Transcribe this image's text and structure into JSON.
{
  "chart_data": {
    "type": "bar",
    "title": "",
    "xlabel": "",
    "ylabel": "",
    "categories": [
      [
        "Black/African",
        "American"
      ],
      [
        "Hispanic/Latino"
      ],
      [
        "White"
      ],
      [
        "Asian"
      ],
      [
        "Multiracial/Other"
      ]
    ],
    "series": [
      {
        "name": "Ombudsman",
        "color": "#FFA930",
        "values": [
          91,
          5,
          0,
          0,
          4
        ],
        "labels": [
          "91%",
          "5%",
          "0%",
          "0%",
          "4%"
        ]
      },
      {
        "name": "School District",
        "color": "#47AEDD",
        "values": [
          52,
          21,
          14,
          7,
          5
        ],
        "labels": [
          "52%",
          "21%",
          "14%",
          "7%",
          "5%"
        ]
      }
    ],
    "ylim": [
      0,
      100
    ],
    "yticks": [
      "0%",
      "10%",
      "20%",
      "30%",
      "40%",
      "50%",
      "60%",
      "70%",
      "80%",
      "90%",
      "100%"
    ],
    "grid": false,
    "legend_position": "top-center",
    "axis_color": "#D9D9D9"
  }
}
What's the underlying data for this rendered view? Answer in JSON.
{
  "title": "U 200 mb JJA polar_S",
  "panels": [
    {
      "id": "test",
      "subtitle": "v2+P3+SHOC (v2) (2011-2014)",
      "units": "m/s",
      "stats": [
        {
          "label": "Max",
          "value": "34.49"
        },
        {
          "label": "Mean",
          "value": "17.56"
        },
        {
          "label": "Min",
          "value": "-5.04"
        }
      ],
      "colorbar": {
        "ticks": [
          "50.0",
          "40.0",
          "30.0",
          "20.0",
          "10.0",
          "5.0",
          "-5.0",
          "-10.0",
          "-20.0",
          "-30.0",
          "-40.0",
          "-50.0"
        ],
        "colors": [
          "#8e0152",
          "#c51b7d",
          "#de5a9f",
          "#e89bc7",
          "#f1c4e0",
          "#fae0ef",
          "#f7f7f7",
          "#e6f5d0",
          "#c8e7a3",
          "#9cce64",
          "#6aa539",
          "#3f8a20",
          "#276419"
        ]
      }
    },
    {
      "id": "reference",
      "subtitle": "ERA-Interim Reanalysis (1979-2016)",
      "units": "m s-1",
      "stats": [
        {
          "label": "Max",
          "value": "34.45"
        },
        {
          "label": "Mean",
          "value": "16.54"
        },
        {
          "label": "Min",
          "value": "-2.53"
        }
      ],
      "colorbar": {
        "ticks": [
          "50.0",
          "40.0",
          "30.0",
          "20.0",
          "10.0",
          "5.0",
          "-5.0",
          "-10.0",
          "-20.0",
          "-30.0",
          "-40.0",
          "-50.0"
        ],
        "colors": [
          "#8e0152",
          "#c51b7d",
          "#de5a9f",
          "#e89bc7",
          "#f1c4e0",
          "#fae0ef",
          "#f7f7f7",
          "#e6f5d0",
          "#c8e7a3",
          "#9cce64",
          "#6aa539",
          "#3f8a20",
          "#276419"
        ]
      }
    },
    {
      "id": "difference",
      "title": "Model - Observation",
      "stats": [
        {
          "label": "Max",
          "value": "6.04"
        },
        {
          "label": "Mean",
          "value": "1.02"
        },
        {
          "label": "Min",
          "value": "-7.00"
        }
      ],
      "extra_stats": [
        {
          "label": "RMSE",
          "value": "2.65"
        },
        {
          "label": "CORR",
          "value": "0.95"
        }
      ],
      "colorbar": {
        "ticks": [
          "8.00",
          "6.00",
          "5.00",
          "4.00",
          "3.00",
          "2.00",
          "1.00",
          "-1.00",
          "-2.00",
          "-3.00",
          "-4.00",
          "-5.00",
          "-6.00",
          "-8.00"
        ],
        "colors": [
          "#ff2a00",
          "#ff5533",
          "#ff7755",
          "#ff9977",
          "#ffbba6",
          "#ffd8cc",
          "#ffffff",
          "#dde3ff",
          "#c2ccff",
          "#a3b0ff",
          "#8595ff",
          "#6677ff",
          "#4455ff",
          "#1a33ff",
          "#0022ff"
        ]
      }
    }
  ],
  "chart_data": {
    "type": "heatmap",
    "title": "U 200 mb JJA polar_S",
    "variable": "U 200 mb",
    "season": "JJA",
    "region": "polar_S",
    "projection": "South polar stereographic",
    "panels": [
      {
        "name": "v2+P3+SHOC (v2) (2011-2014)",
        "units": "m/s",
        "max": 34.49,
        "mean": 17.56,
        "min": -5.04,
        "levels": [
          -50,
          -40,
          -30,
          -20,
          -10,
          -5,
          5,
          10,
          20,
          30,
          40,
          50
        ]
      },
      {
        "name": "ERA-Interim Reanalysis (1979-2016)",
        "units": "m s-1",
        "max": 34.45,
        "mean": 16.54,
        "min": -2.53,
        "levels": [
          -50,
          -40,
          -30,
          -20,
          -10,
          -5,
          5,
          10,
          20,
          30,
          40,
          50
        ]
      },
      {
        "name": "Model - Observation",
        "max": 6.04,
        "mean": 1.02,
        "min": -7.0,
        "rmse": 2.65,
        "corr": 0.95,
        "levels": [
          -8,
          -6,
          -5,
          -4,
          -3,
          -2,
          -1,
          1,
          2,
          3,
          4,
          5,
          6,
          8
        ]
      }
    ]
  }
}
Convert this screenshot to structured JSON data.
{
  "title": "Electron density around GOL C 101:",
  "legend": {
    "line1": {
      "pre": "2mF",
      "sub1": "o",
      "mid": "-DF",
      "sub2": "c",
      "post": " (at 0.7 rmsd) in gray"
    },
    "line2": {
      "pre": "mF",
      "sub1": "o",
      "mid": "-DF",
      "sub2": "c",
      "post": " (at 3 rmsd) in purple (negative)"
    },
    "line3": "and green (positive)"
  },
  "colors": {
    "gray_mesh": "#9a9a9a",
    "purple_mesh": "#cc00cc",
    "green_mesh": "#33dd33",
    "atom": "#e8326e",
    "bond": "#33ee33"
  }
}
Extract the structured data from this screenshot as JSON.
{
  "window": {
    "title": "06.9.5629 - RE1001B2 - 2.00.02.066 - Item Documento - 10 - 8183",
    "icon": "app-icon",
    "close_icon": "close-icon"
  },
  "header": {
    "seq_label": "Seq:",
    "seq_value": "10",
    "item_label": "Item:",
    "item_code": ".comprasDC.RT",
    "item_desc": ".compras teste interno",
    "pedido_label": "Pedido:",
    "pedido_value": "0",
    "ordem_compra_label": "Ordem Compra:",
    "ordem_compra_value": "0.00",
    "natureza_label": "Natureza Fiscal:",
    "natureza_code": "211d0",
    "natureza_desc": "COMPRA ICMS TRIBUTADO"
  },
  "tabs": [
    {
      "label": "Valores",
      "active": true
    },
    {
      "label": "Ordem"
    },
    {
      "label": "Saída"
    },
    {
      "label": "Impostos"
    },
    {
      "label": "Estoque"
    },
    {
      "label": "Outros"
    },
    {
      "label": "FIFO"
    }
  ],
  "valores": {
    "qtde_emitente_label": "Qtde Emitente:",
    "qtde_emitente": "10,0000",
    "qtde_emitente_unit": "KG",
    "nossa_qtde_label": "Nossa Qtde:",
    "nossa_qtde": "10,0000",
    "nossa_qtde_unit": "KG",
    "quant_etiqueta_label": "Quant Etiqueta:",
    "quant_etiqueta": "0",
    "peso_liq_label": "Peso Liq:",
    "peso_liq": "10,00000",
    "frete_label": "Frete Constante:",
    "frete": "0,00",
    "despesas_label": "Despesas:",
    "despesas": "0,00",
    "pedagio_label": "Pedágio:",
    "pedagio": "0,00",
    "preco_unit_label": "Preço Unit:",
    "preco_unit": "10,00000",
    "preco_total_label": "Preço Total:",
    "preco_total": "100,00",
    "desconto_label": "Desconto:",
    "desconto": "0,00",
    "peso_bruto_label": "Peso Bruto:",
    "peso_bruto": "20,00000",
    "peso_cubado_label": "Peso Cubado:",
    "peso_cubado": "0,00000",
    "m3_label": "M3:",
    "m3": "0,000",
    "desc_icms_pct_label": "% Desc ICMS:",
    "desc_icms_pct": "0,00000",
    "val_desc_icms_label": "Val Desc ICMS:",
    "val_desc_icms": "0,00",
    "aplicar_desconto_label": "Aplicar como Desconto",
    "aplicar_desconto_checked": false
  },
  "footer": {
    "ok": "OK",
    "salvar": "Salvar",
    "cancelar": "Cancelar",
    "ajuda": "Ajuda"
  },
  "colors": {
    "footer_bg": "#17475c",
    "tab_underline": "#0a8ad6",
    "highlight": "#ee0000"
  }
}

Directions for this task
State how many lines of the records above contain the word "subtitle", and give only that number.

Result of this exercise
2